◆ What is needed ◆
Look for the string "document" in the lines and copy each line that has it.

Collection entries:
start

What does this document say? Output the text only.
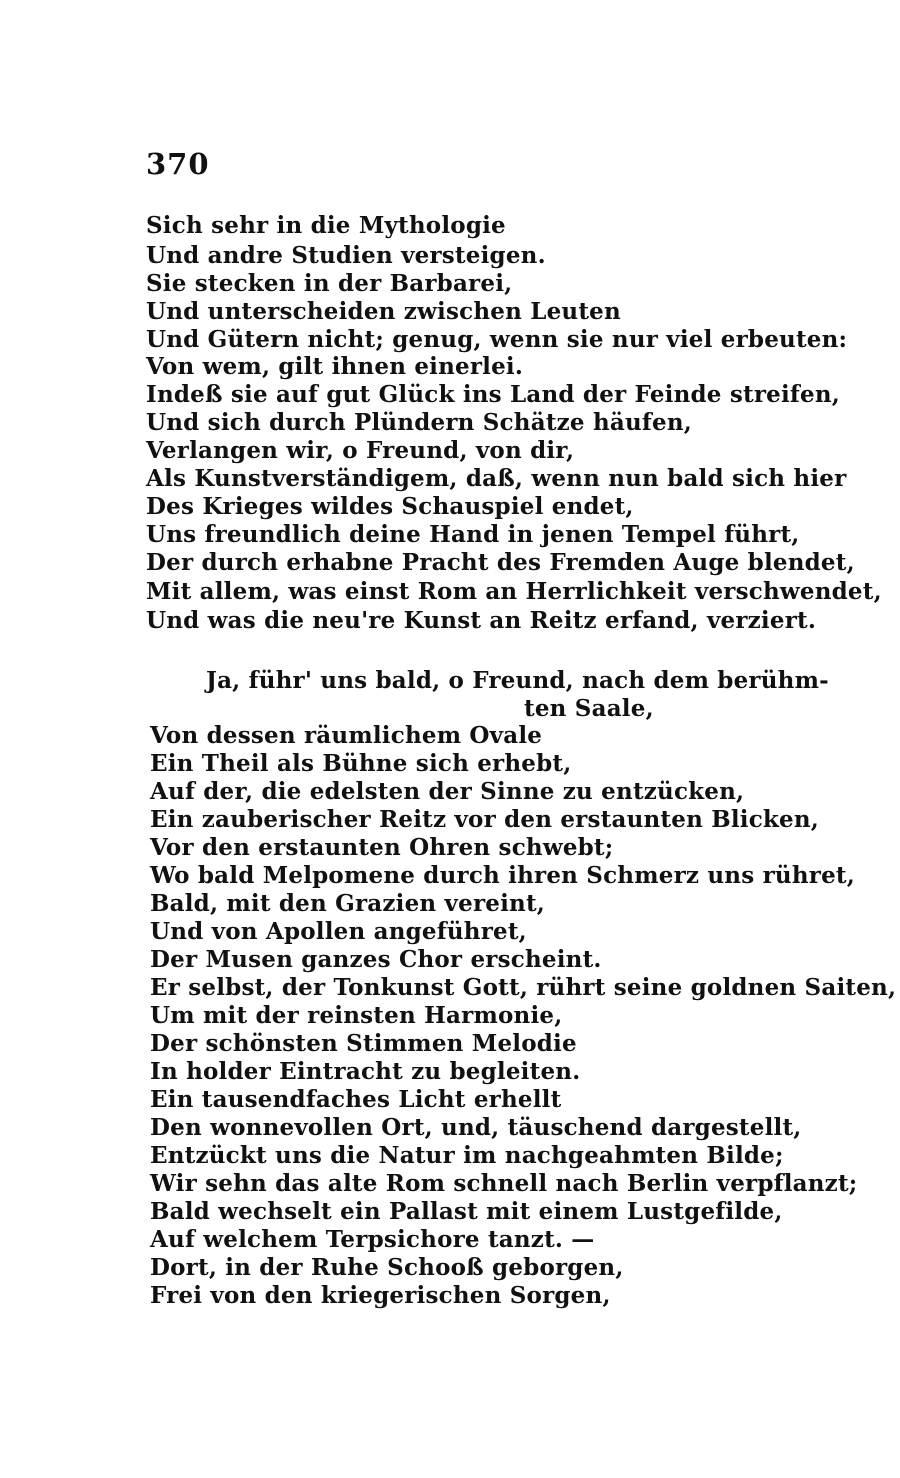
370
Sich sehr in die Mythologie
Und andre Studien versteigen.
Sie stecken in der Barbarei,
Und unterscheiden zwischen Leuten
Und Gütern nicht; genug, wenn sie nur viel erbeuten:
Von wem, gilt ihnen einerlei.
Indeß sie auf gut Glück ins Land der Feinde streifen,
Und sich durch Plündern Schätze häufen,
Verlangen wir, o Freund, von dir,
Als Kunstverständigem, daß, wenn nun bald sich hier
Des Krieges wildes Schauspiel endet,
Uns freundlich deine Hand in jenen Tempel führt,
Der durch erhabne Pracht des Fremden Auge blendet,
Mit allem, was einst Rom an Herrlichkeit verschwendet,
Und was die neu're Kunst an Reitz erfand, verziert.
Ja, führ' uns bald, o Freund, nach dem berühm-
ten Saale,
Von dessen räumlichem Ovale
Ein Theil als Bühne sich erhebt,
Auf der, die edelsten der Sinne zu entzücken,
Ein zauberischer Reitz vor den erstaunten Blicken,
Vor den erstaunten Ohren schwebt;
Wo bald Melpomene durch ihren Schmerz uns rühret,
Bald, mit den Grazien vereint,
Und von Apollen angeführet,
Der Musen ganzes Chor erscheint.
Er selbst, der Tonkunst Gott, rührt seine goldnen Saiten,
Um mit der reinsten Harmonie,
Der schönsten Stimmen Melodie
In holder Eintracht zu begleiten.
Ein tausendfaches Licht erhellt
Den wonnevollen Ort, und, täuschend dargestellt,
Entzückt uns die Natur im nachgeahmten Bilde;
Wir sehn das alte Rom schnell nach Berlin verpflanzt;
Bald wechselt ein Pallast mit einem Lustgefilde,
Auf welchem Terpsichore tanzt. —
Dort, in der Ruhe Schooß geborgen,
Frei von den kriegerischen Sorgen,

end
start

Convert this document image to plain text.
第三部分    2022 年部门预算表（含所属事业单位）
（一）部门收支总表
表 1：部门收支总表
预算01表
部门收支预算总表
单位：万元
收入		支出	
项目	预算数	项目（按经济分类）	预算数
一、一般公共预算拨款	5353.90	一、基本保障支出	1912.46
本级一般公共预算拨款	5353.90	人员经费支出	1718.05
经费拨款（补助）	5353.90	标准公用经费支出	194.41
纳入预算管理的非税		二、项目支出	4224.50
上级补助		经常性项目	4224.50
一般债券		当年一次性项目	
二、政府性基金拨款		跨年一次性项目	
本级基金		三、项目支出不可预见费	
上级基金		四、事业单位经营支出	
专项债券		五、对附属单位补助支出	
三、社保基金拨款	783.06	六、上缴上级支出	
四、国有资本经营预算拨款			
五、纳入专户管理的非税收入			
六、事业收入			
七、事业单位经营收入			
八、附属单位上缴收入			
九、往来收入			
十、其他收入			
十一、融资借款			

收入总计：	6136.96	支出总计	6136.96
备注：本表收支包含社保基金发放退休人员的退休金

end
start

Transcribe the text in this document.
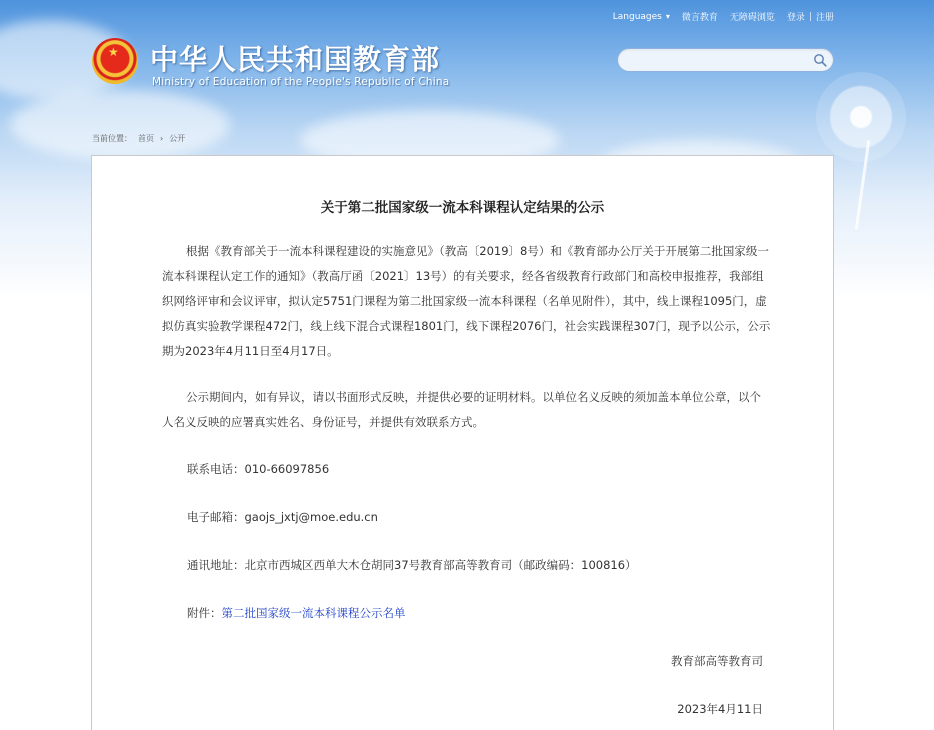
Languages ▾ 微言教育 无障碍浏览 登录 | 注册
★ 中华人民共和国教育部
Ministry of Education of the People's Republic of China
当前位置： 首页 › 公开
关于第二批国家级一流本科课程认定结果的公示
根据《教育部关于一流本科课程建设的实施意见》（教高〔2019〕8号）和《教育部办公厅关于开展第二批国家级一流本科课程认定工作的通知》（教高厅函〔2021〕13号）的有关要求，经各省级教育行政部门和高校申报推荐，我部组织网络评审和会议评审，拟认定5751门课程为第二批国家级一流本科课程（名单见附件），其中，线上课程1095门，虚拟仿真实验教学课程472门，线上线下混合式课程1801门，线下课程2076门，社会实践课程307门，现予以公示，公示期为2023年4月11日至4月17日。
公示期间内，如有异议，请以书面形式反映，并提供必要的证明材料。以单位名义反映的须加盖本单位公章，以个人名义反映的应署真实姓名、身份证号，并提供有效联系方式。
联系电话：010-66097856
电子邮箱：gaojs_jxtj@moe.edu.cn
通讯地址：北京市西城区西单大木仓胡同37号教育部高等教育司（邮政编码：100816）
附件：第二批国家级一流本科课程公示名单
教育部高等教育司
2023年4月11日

end

◆ Output ◆
What does this document say? Output the text only.
Convert this document image to plain text.
Transcribe the text in this document.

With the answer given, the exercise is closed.